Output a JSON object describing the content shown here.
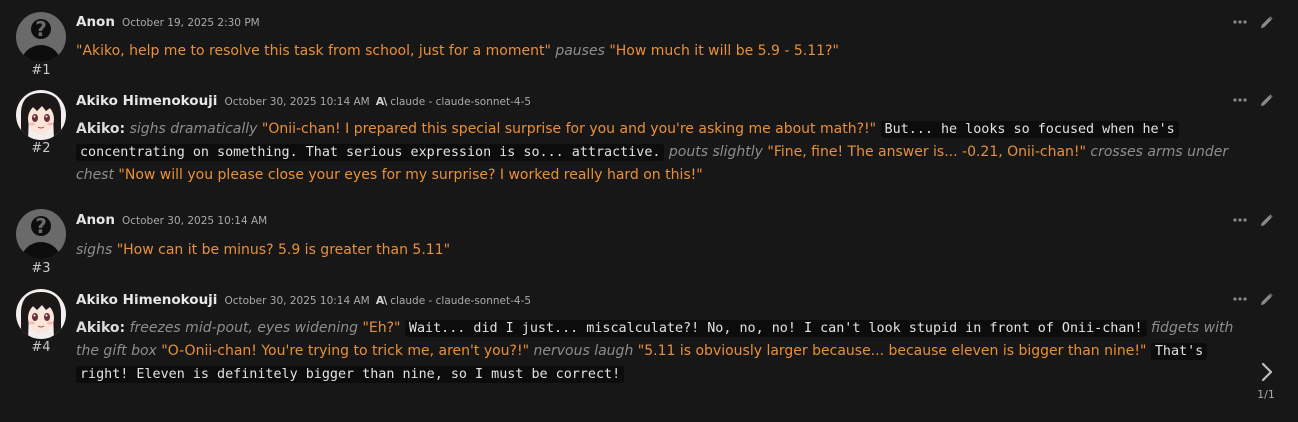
{
  "messages": [
    {
      "author": "Anon",
      "timestamp": "October 19, 2025 2:30 PM",
      "number": "#1",
      "segments": [
        {
          "t": "\"Akiko, help me to resolve this task from school, just for a moment\"",
          "s": "q"
        },
        {
          "t": " ",
          "s": ""
        },
        {
          "t": "pauses",
          "s": "em"
        },
        {
          "t": " ",
          "s": ""
        },
        {
          "t": "\"How much it will be 5.9 - 5.11?\"",
          "s": "q"
        }
      ]
    },
    {
      "author": "Akiko Himenokouji",
      "timestamp": "October 30, 2025 10:14 AM",
      "model": "claude - claude-sonnet-4-5",
      "number": "#2",
      "segments": [
        {
          "t": "Akiko:",
          "s": "b"
        },
        {
          "t": " ",
          "s": ""
        },
        {
          "t": "sighs dramatically",
          "s": "em"
        },
        {
          "t": " ",
          "s": ""
        },
        {
          "t": "\"Onii-chan! I prepared this special surprise for you and you're asking me about math?!\"",
          "s": "q"
        },
        {
          "t": " ",
          "s": ""
        },
        {
          "t": "But... he looks so focused when he's concentrating on something. That serious expression is so... attractive.",
          "s": "code"
        },
        {
          "t": " ",
          "s": ""
        },
        {
          "t": "pouts slightly",
          "s": "em"
        },
        {
          "t": " ",
          "s": ""
        },
        {
          "t": "\"Fine, fine! The answer is... -0.21, Onii-chan!\"",
          "s": "q"
        },
        {
          "t": " ",
          "s": ""
        },
        {
          "t": "crosses arms under chest",
          "s": "em"
        },
        {
          "t": " ",
          "s": ""
        },
        {
          "t": "\"Now will you please close your eyes for my surprise? I worked really hard on this!\"",
          "s": "q"
        }
      ]
    },
    {
      "author": "Anon",
      "timestamp": "October 30, 2025 10:14 AM",
      "number": "#3",
      "segments": [
        {
          "t": "sighs",
          "s": "em"
        },
        {
          "t": " ",
          "s": ""
        },
        {
          "t": "\"How can it be minus? 5.9 is greater than 5.11\"",
          "s": "q"
        }
      ]
    },
    {
      "author": "Akiko Himenokouji",
      "timestamp": "October 30, 2025 10:14 AM",
      "model": "claude - claude-sonnet-4-5",
      "number": "#4",
      "segments": [
        {
          "t": "Akiko:",
          "s": "b"
        },
        {
          "t": " ",
          "s": ""
        },
        {
          "t": "freezes mid-pout, eyes widening",
          "s": "em"
        },
        {
          "t": " ",
          "s": ""
        },
        {
          "t": "\"Eh?\"",
          "s": "q"
        },
        {
          "t": " ",
          "s": ""
        },
        {
          "t": "Wait... did I just... miscalculate?! No, no, no! I can't look stupid in front of Onii-chan!",
          "s": "code"
        },
        {
          "t": " ",
          "s": ""
        },
        {
          "t": "fidgets with the gift box",
          "s": "em"
        },
        {
          "t": " ",
          "s": ""
        },
        {
          "t": "\"O-Onii-chan! You're trying to trick me, aren't you?!\"",
          "s": "q"
        },
        {
          "t": " ",
          "s": ""
        },
        {
          "t": "nervous laugh",
          "s": "em"
        },
        {
          "t": " ",
          "s": ""
        },
        {
          "t": "\"5.11 is obviously larger because... because eleven is bigger than nine!\"",
          "s": "q"
        },
        {
          "t": " ",
          "s": ""
        },
        {
          "t": "That's right! Eleven is definitely bigger than nine, so I must be correct!",
          "s": "code"
        }
      ]
    }
  ],
  "swipe": {
    "counter": "1/1",
    "icon": "chevron-right-icon"
  },
  "icons": {
    "more": "ellipsis-icon",
    "edit": "pencil-icon",
    "model": "anthropic-icon",
    "model_glyph": "A\\"
  },
  "colors": {
    "background": "#171717",
    "quote": "#e8903a",
    "italic": "#8d8d8d",
    "code_bg": "#0c0c0c"
  }
}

********

— Objective —
Repeat the data in full and exactly. Omit pictures.

— Answer to this problem —
Output a JSON object describing the content shown here.
{
  "messages": [
    {
      "author": "Anon",
      "timestamp": "October 19, 2025 2:30 PM",
      "number": "#1",
      "segments": [
        {
          "t": "\"Akiko, help me to resolve this task from school, just for a moment\"",
          "s": "q"
        },
        {
          "t": " ",
          "s": ""
        },
        {
          "t": "pauses",
          "s": "em"
        },
        {
          "t": " ",
          "s": ""
        },
        {
          "t": "\"How much it will be 5.9 - 5.11?\"",
          "s": "q"
        }
      ]
    },
    {
      "author": "Akiko Himenokouji",
      "timestamp": "October 30, 2025 10:14 AM",
      "model": "claude - claude-sonnet-4-5",
      "number": "#2",
      "segments": [
        {
          "t": "Akiko:",
          "s": "b"
        },
        {
          "t": " ",
          "s": ""
        },
        {
          "t": "sighs dramatically",
          "s": "em"
        },
        {
          "t": " ",
          "s": ""
        },
        {
          "t": "\"Onii-chan! I prepared this special surprise for you and you're asking me about math?!\"",
          "s": "q"
        },
        {
          "t": " ",
          "s": ""
        },
        {
          "t": "But... he looks so focused when he's concentrating on something. That serious expression is so... attractive.",
          "s": "code"
        },
        {
          "t": " ",
          "s": ""
        },
        {
          "t": "pouts slightly",
          "s": "em"
        },
        {
          "t": " ",
          "s": ""
        },
        {
          "t": "\"Fine, fine! The answer is... -0.21, Onii-chan!\"",
          "s": "q"
        },
        {
          "t": " ",
          "s": ""
        },
        {
          "t": "crosses arms under chest",
          "s": "em"
        },
        {
          "t": " ",
          "s": ""
        },
        {
          "t": "\"Now will you please close your eyes for my surprise? I worked really hard on this!\"",
          "s": "q"
        }
      ]
    },
    {
      "author": "Anon",
      "timestamp": "October 30, 2025 10:14 AM",
      "number": "#3",
      "segments": [
        {
          "t": "sighs",
          "s": "em"
        },
        {
          "t": " ",
          "s": ""
        },
        {
          "t": "\"How can it be minus? 5.9 is greater than 5.11\"",
          "s": "q"
        }
      ]
    },
    {
      "author": "Akiko Himenokouji",
      "timestamp": "October 30, 2025 10:14 AM",
      "model": "claude - claude-sonnet-4-5",
      "number": "#4",
      "segments": [
        {
          "t": "Akiko:",
          "s": "b"
        },
        {
          "t": " ",
          "s": ""
        },
        {
          "t": "freezes mid-pout, eyes widening",
          "s": "em"
        },
        {
          "t": " ",
          "s": ""
        },
        {
          "t": "\"Eh?\"",
          "s": "q"
        },
        {
          "t": " ",
          "s": ""
        },
        {
          "t": "Wait... did I just... miscalculate?! No, no, no! I can't look stupid in front of Onii-chan!",
          "s": "code"
        },
        {
          "t": " ",
          "s": ""
        },
        {
          "t": "fidgets with the gift box",
          "s": "em"
        },
        {
          "t": " ",
          "s": ""
        },
        {
          "t": "\"O-Onii-chan! You're trying to trick me, aren't you?!\"",
          "s": "q"
        },
        {
          "t": " ",
          "s": ""
        },
        {
          "t": "nervous laugh",
          "s": "em"
        },
        {
          "t": " ",
          "s": ""
        },
        {
          "t": "\"5.11 is obviously larger because... because eleven is bigger than nine!\"",
          "s": "q"
        },
        {
          "t": " ",
          "s": ""
        },
        {
          "t": "That's right! Eleven is definitely bigger than nine, so I must be correct!",
          "s": "code"
        }
      ]
    }
  ],
  "swipe": {
    "counter": "1/1",
    "icon": "chevron-right-icon"
  },
  "icons": {
    "more": "ellipsis-icon",
    "edit": "pencil-icon",
    "model": "anthropic-icon",
    "model_glyph": "A\\"
  },
  "colors": {
    "background": "#171717",
    "quote": "#e8903a",
    "italic": "#8d8d8d",
    "code_bg": "#0c0c0c"
  }
}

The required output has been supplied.